JOB | Transcribe each line of the material as it is, and drop any picture.

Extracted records
* Begin *

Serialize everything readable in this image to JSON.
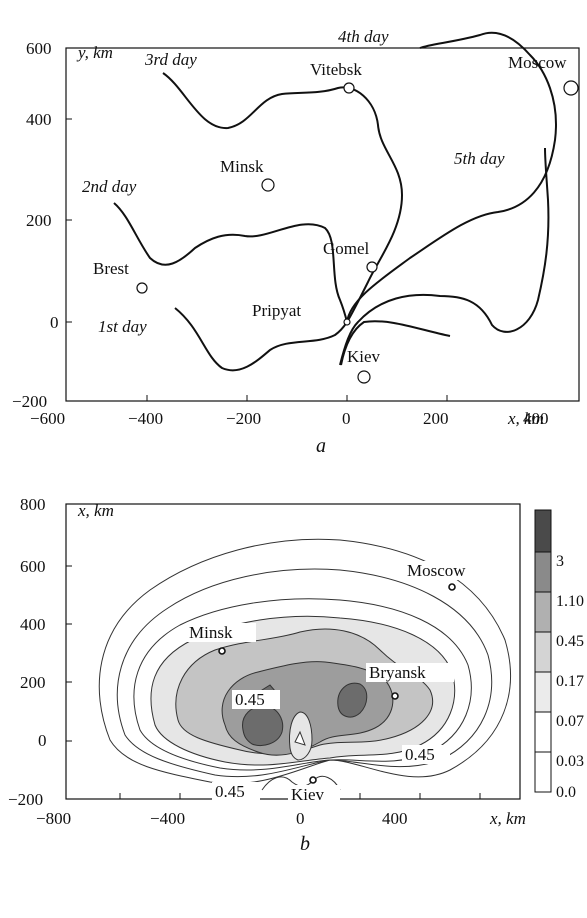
{
  "chart_data": [
    {
      "panel": "a",
      "type": "map",
      "xlabel": "x, km",
      "ylabel": "y, km",
      "xlim": [
        -600,
        600
      ],
      "ylim": [
        -200,
        600
      ],
      "x_ticks": [
        "−600",
        "−400",
        "−200",
        "0",
        "200",
        "400",
        "x, km"
      ],
      "y_ticks": [
        "600",
        "400",
        "200",
        "0",
        "−200"
      ],
      "cities": [
        {
          "name": "Vitebsk",
          "x": 0,
          "y": 460
        },
        {
          "name": "Moscow",
          "x": 570,
          "y": 460
        },
        {
          "name": "Minsk",
          "x": -175,
          "y": 270
        },
        {
          "name": "Gomel",
          "x": 50,
          "y": 110
        },
        {
          "name": "Brest",
          "x": -445,
          "y": 65
        },
        {
          "name": "Pripyat",
          "x": 0,
          "y": 0
        },
        {
          "name": "Kiev",
          "x": 35,
          "y": -110
        }
      ],
      "front_labels": [
        "1st day",
        "2nd day",
        "3rd day",
        "4th day",
        "5th day"
      ]
    },
    {
      "panel": "b",
      "type": "contour",
      "xlabel": "x, km",
      "ylabel": "x, km",
      "xlim": [
        -800,
        650
      ],
      "ylim": [
        -300,
        800
      ],
      "x_ticks": [
        "−800",
        "−400",
        "0",
        "400",
        "x, km"
      ],
      "y_ticks": [
        "800",
        "600",
        "400",
        "200",
        "0",
        "−200"
      ],
      "cities": [
        {
          "name": "Moscow",
          "x": 490,
          "y": 515
        },
        {
          "name": "Minsk",
          "x": -260,
          "y": 300
        },
        {
          "name": "Bryansk",
          "x": 300,
          "y": 160
        },
        {
          "name": "Kiev",
          "x": 40,
          "y": -120
        }
      ],
      "contour_labels": [
        "0.45",
        "0.45",
        "0.45"
      ],
      "legend_levels": [
        "3",
        "1.10",
        "0.45",
        "0.17",
        "0.07",
        "0.03",
        "0.0"
      ]
    }
  ],
  "captions": {
    "a": "a",
    "b": "b"
  }
}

* End *

CORRECT RESULT |
Serialize everything readable in this image to JSON.
{
  "chart_data": [
    {
      "panel": "a",
      "type": "map",
      "xlabel": "x, km",
      "ylabel": "y, km",
      "xlim": [
        -600,
        600
      ],
      "ylim": [
        -200,
        600
      ],
      "x_ticks": [
        "−600",
        "−400",
        "−200",
        "0",
        "200",
        "400",
        "x, km"
      ],
      "y_ticks": [
        "600",
        "400",
        "200",
        "0",
        "−200"
      ],
      "cities": [
        {
          "name": "Vitebsk",
          "x": 0,
          "y": 460
        },
        {
          "name": "Moscow",
          "x": 570,
          "y": 460
        },
        {
          "name": "Minsk",
          "x": -175,
          "y": 270
        },
        {
          "name": "Gomel",
          "x": 50,
          "y": 110
        },
        {
          "name": "Brest",
          "x": -445,
          "y": 65
        },
        {
          "name": "Pripyat",
          "x": 0,
          "y": 0
        },
        {
          "name": "Kiev",
          "x": 35,
          "y": -110
        }
      ],
      "front_labels": [
        "1st day",
        "2nd day",
        "3rd day",
        "4th day",
        "5th day"
      ]
    },
    {
      "panel": "b",
      "type": "contour",
      "xlabel": "x, km",
      "ylabel": "x, km",
      "xlim": [
        -800,
        650
      ],
      "ylim": [
        -300,
        800
      ],
      "x_ticks": [
        "−800",
        "−400",
        "0",
        "400",
        "x, km"
      ],
      "y_ticks": [
        "800",
        "600",
        "400",
        "200",
        "0",
        "−200"
      ],
      "cities": [
        {
          "name": "Moscow",
          "x": 490,
          "y": 515
        },
        {
          "name": "Minsk",
          "x": -260,
          "y": 300
        },
        {
          "name": "Bryansk",
          "x": 300,
          "y": 160
        },
        {
          "name": "Kiev",
          "x": 40,
          "y": -120
        }
      ],
      "contour_labels": [
        "0.45",
        "0.45",
        "0.45"
      ],
      "legend_levels": [
        "3",
        "1.10",
        "0.45",
        "0.17",
        "0.07",
        "0.03",
        "0.0"
      ]
    }
  ],
  "captions": {
    "a": "a",
    "b": "b"
  }
}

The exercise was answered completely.